* _THE REQUEST_:
Go over the entries below line by line, copying each one that contains the word "following".

* _RECORDS FOR THE EXERCISE_:
◆ ◆ ◆ ◆
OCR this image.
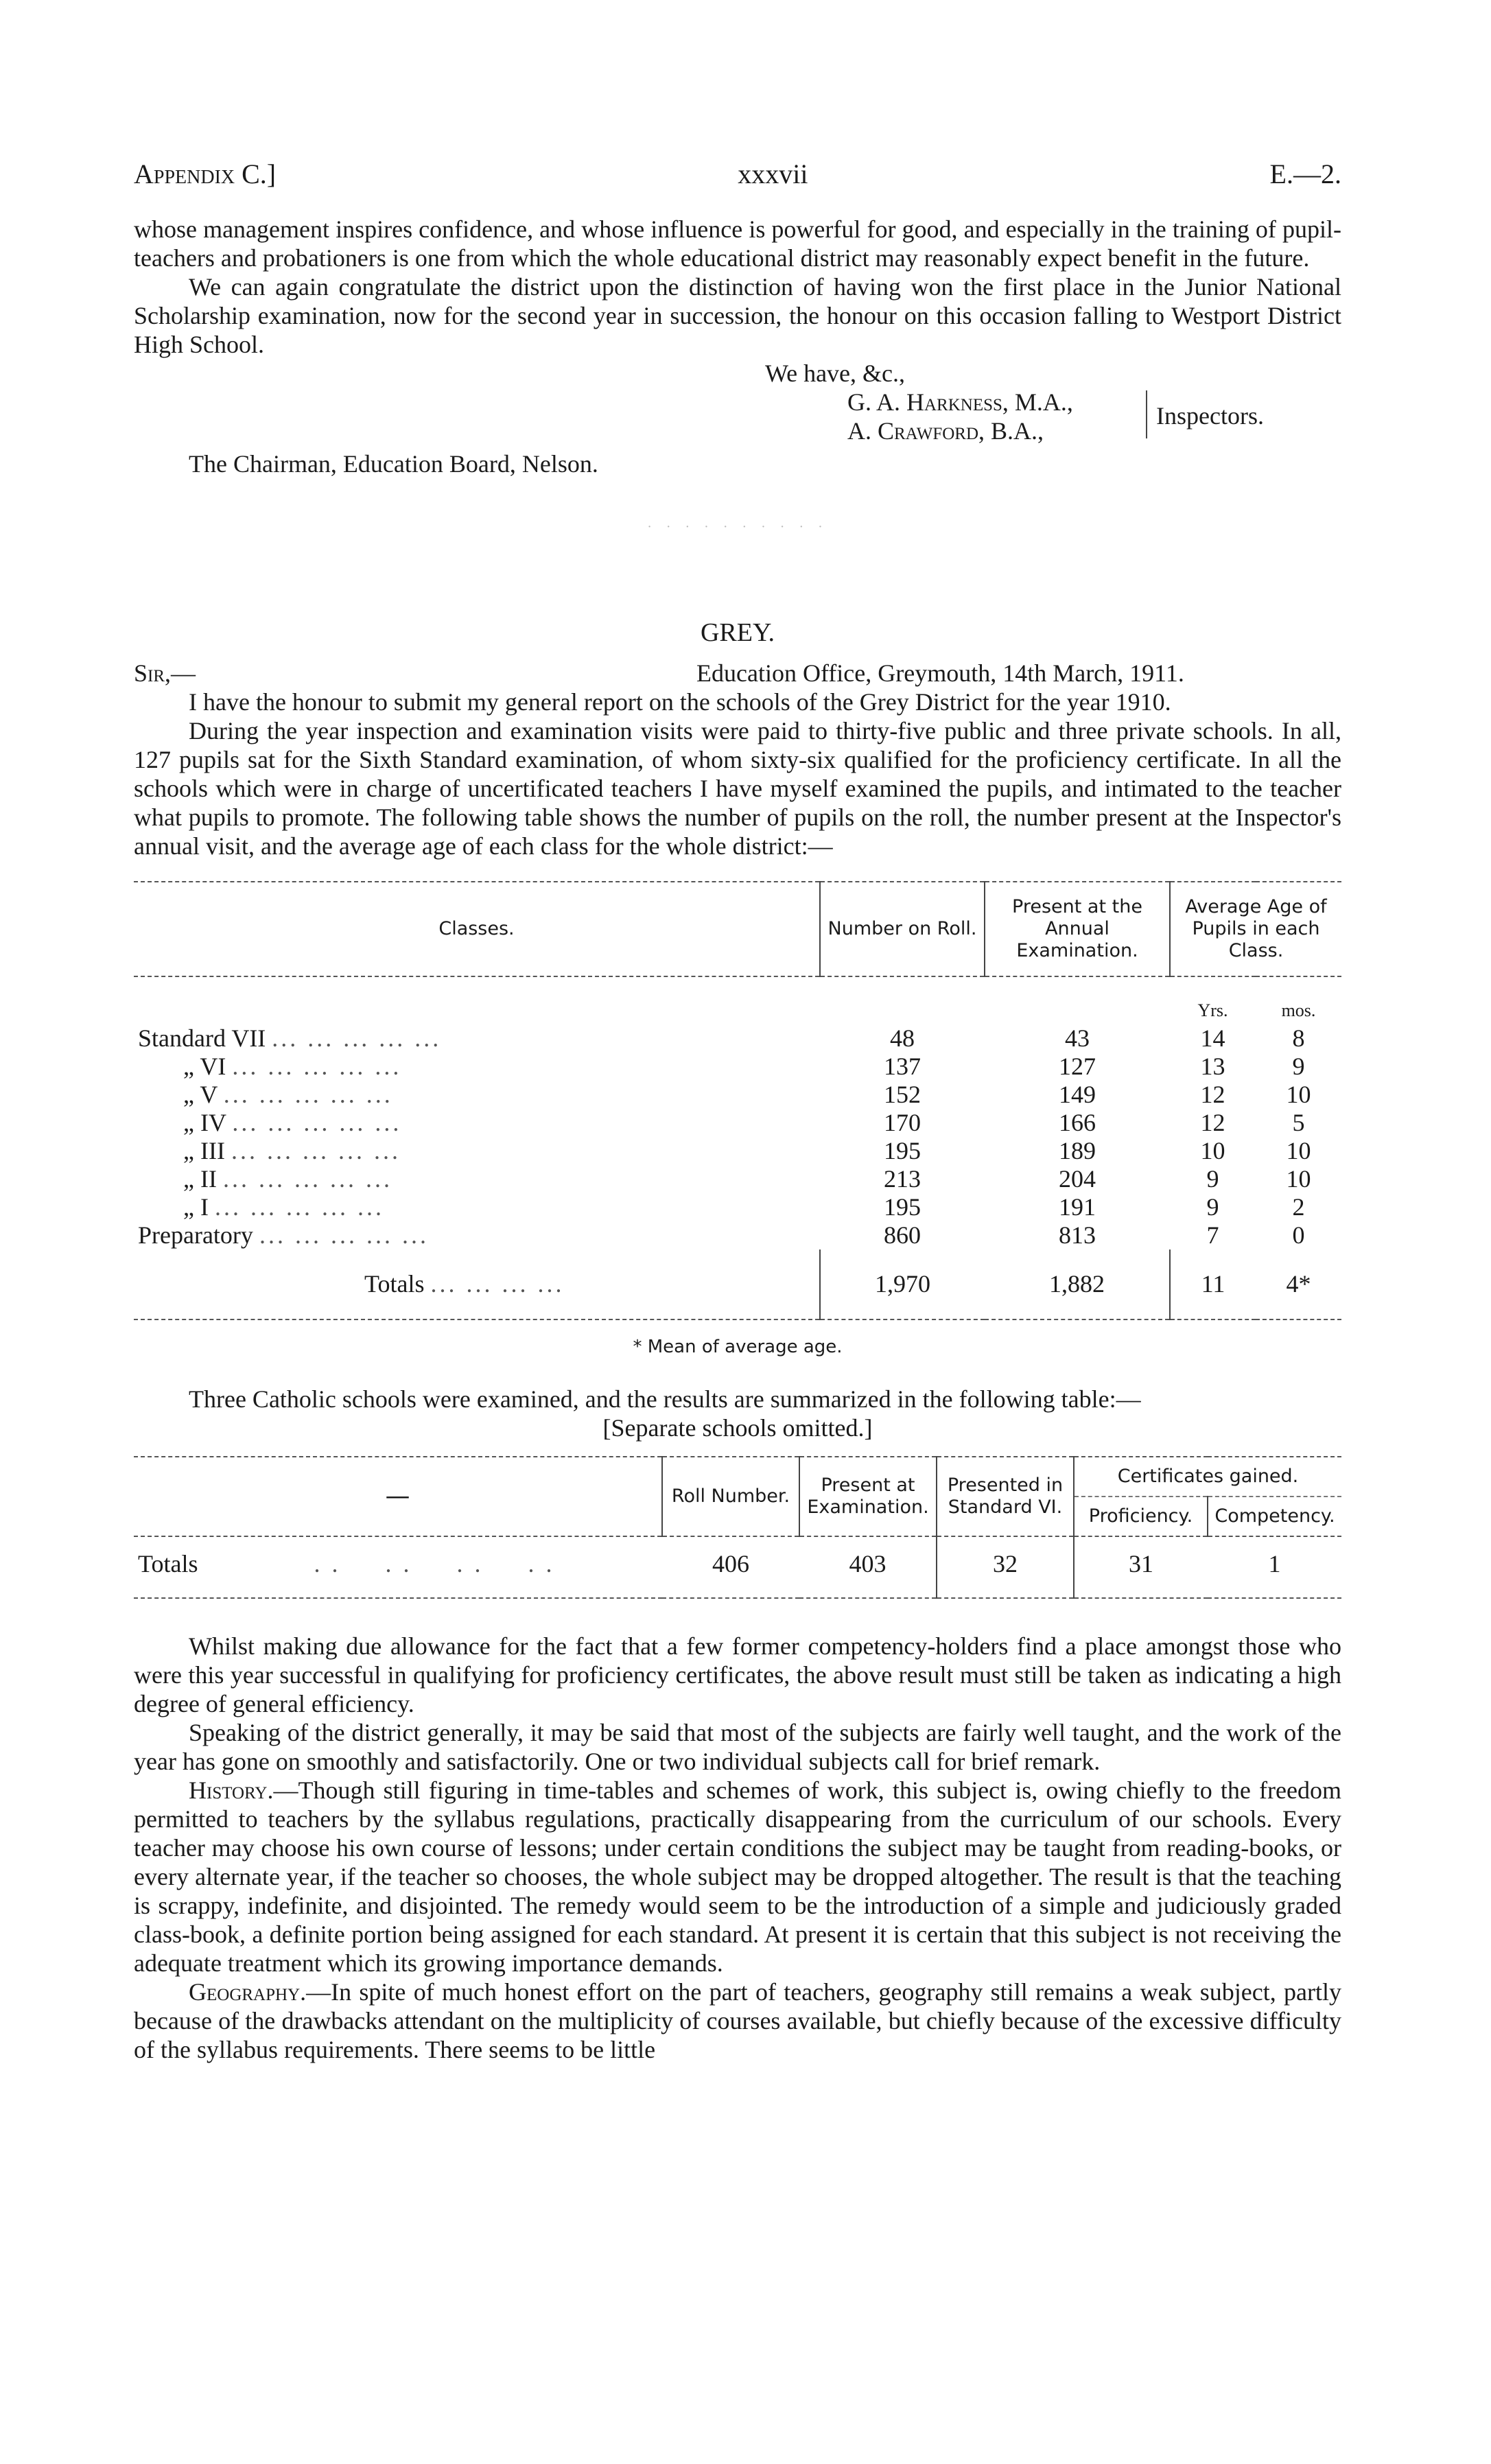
Appendix C.]	xxxvii	E.—2.

whose management inspires confidence, and whose influence is powerful for good, and especially in the training of pupil-teachers and probationers is one from which the whole educational district may reasonably expect benefit in the future.

We can again congratulate the district upon the distinction of having won the first place in the Junior National Scholarship examination, now for the second year in succession, the honour on this occasion falling to Westport District High School.

We have, &c.,
G. A. Harkness, M.A.,
A. Crawford, B.A.,
Inspectors.

The Chairman, Education Board, Nelson.

· · · · · · · · · ·
GREY.
Sir,—	Education Office, Greymouth, 14th March, 1911.

I have the honour to submit my general report on the schools of the Grey District for the year 1910.

During the year inspection and examination visits were paid to thirty-five public and three private schools. In all, 127 pupils sat for the Sixth Standard examination, of whom sixty-six qualified for the proficiency certificate. In all the schools which were in charge of uncertificated teachers I have myself examined the pupils, and intimated to the teacher what pupils to promote. The following table shows the number of pupils on the roll, the number present at the Inspector's annual visit, and the average age of each class for the whole district:—

Classes.	Number on Roll.	Present at the Annual Examination.	Average Age of Pupils in each Class.	
			Yrs.	mos.
Standard VII ... ... ... ... ...	48	43	14	8
„ VI ... ... ... ... ...	137	127	13	9
„ V ... ... ... ... ...	152	149	12	10
„ IV ... ... ... ... ...	170	166	12	5
„ III ... ... ... ... ...	195	189	10	10
„ II ... ... ... ... ...	213	204	9	10
„ I ... ... ... ... ...	195	191	9	2
Preparatory ... ... ... ... ...	860	813	7	0
Totals ... ... ... ...	1,970	1,882	11	4*
* Mean of average age.

Three Catholic schools were examined, and the results are summarized in the following table:—

[Separate schools omitted.]
—	Roll Number.	Present at Examination.	Presented in Standard VI.	Certificates gained.	
				Proficiency.	Competency.
Totals . .     . .     . .     . .	406	403	32	31	1

Whilst making due allowance for the fact that a few former competency-holders find a place amongst those who were this year successful in qualifying for proficiency certificates, the above result must still be taken as indicating a high degree of general efficiency.

Speaking of the district generally, it may be said that most of the subjects are fairly well taught, and the work of the year has gone on smoothly and satisfactorily. One or two individual subjects call for brief remark.

History.—Though still figuring in time-tables and schemes of work, this subject is, owing chiefly to the freedom permitted to teachers by the syllabus regulations, practically disappearing from the curriculum of our schools. Every teacher may choose his own course of lessons; under certain conditions the subject may be taught from reading-books, or every alternate year, if the teacher so chooses, the whole subject may be dropped altogether. The result is that the teaching is scrappy, indefinite, and disjointed. The remedy would seem to be the introduction of a simple and judiciously graded class-book, a definite portion being assigned for each standard. At present it is certain that this subject is not receiving the adequate treatment which its growing importance demands.

Geography.—In spite of much honest effort on the part of teachers, geography still remains a weak subject, partly because of the drawbacks attendant on the multiplicity of courses available, but chiefly because of the excessive difficulty of the syllabus requirements. There seems to be little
◆ ◆ ◆ ◆
* _EXPECTED ANSWER_:
During the year inspection and examination visits were paid to thirty-five public and three private schools. In all, 127 pupils sat for the Sixth Standard examination, of whom sixty-six qualified for the proficiency certificate. In all the schools which were in charge of uncertificated teachers I have myself examined the pupils, and intimated to the teacher what pupils to promote. The following table shows the number of pupils on the roll, the number present at the Inspector's annual visit, and the average age of each class for the whole district:—
Three Catholic schools were examined, and the results are summarized in the following table:—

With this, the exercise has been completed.